# THE EXERCISE
Set down each record exactly as written.
━━━ MATERIAL SHOWN ━━━
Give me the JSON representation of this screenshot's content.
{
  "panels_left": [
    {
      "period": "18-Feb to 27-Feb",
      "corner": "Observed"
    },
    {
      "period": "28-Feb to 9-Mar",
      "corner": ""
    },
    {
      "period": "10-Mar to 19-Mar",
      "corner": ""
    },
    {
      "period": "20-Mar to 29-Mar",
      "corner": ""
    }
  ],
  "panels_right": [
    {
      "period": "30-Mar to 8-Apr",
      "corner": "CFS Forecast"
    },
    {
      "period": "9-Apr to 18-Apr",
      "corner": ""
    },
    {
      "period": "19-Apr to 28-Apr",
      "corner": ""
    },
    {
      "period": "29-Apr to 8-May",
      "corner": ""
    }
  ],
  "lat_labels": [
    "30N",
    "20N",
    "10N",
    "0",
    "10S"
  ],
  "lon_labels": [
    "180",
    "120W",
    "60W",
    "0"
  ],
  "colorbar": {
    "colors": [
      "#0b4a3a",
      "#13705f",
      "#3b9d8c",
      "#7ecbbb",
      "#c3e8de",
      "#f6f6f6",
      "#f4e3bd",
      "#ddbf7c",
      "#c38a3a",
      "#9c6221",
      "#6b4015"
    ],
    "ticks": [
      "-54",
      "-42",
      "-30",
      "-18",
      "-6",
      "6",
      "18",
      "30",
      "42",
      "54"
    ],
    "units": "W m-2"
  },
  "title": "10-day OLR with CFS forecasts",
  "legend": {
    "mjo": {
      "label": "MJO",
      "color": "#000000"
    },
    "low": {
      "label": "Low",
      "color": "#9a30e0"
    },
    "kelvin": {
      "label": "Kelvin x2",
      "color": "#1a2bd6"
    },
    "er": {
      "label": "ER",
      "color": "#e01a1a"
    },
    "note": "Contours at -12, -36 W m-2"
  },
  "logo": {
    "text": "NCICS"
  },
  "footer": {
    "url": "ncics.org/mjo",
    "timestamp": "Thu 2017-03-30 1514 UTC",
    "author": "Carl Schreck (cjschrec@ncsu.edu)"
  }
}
━━━
# FULL SOLUTION
Give me the JSON representation of this screenshot's content.
{
  "panels_left": [
    {
      "period": "18-Feb to 27-Feb",
      "corner": "Observed"
    },
    {
      "period": "28-Feb to 9-Mar",
      "corner": ""
    },
    {
      "period": "10-Mar to 19-Mar",
      "corner": ""
    },
    {
      "period": "20-Mar to 29-Mar",
      "corner": ""
    }
  ],
  "panels_right": [
    {
      "period": "30-Mar to 8-Apr",
      "corner": "CFS Forecast"
    },
    {
      "period": "9-Apr to 18-Apr",
      "corner": ""
    },
    {
      "period": "19-Apr to 28-Apr",
      "corner": ""
    },
    {
      "period": "29-Apr to 8-May",
      "corner": ""
    }
  ],
  "lat_labels": [
    "30N",
    "20N",
    "10N",
    "0",
    "10S"
  ],
  "lon_labels": [
    "180",
    "120W",
    "60W",
    "0"
  ],
  "colorbar": {
    "colors": [
      "#0b4a3a",
      "#13705f",
      "#3b9d8c",
      "#7ecbbb",
      "#c3e8de",
      "#f6f6f6",
      "#f4e3bd",
      "#ddbf7c",
      "#c38a3a",
      "#9c6221",
      "#6b4015"
    ],
    "ticks": [
      "-54",
      "-42",
      "-30",
      "-18",
      "-6",
      "6",
      "18",
      "30",
      "42",
      "54"
    ],
    "units": "W m-2"
  },
  "title": "10-day OLR with CFS forecasts",
  "legend": {
    "mjo": {
      "label": "MJO",
      "color": "#000000"
    },
    "low": {
      "label": "Low",
      "color": "#9a30e0"
    },
    "kelvin": {
      "label": "Kelvin x2",
      "color": "#1a2bd6"
    },
    "er": {
      "label": "ER",
      "color": "#e01a1a"
    },
    "note": "Contours at -12, -36 W m-2"
  },
  "logo": {
    "text": "NCICS"
  },
  "footer": {
    "url": "ncics.org/mjo",
    "timestamp": "Thu 2017-03-30 1514 UTC",
    "author": "Carl Schreck (cjschrec@ncsu.edu)"
  }
}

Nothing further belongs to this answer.